» Records contained in a dataset:
<<<<

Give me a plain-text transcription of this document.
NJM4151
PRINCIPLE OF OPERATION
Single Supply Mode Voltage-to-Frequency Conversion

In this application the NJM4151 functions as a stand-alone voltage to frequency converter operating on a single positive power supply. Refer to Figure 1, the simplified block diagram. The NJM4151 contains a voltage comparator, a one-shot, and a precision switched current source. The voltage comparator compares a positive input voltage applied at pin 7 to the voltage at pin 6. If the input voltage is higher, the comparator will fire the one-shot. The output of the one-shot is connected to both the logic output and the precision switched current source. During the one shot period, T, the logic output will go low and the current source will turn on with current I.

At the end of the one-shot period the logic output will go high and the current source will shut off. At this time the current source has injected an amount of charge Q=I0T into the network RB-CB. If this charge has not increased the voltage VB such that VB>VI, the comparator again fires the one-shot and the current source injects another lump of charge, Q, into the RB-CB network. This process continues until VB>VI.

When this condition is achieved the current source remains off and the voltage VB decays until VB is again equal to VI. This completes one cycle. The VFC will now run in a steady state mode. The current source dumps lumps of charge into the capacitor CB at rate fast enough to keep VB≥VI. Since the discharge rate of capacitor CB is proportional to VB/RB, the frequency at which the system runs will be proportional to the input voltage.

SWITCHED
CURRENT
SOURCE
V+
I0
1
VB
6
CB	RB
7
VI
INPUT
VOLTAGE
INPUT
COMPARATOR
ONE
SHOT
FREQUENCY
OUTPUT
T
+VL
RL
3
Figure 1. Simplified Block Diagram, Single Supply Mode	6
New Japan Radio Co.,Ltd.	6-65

>>>>

» Task statement: Print the whole listing exactly as it is.

» Worked answer:
Give me a plain-text transcription of this document.
NJM4151
PRINCIPLE OF OPERATION
Single Supply Mode Voltage-to-Frequency Conversion

In this application the NJM4151 functions as a stand-alone voltage to frequency converter operating on a single positive power supply. Refer to Figure 1, the simplified block diagram. The NJM4151 contains a voltage comparator, a one-shot, and a precision switched current source. The voltage comparator compares a positive input voltage applied at pin 7 to the voltage at pin 6. If the input voltage is higher, the comparator will fire the one-shot. The output of the one-shot is connected to both the logic output and the precision switched current source. During the one shot period, T, the logic output will go low and the current source will turn on with current I.

At the end of the one-shot period the logic output will go high and the current source will shut off. At this time the current source has injected an amount of charge Q=I0T into the network RB-CB. If this charge has not increased the voltage VB such that VB>VI, the comparator again fires the one-shot and the current source injects another lump of charge, Q, into the RB-CB network. This process continues until VB>VI.

When this condition is achieved the current source remains off and the voltage VB decays until VB is again equal to VI. This completes one cycle. The VFC will now run in a steady state mode. The current source dumps lumps of charge into the capacitor CB at rate fast enough to keep VB≥VI. Since the discharge rate of capacitor CB is proportional to VB/RB, the frequency at which the system runs will be proportional to the input voltage.

SWITCHED
CURRENT
SOURCE
V+
I0
1
VB
6
CB	RB
7
VI
INPUT
VOLTAGE
INPUT
COMPARATOR
ONE
SHOT
FREQUENCY
OUTPUT
T
+VL
RL
3
Figure 1. Simplified Block Diagram, Single Supply Mode	6
New Japan Radio Co.,Ltd.	6-65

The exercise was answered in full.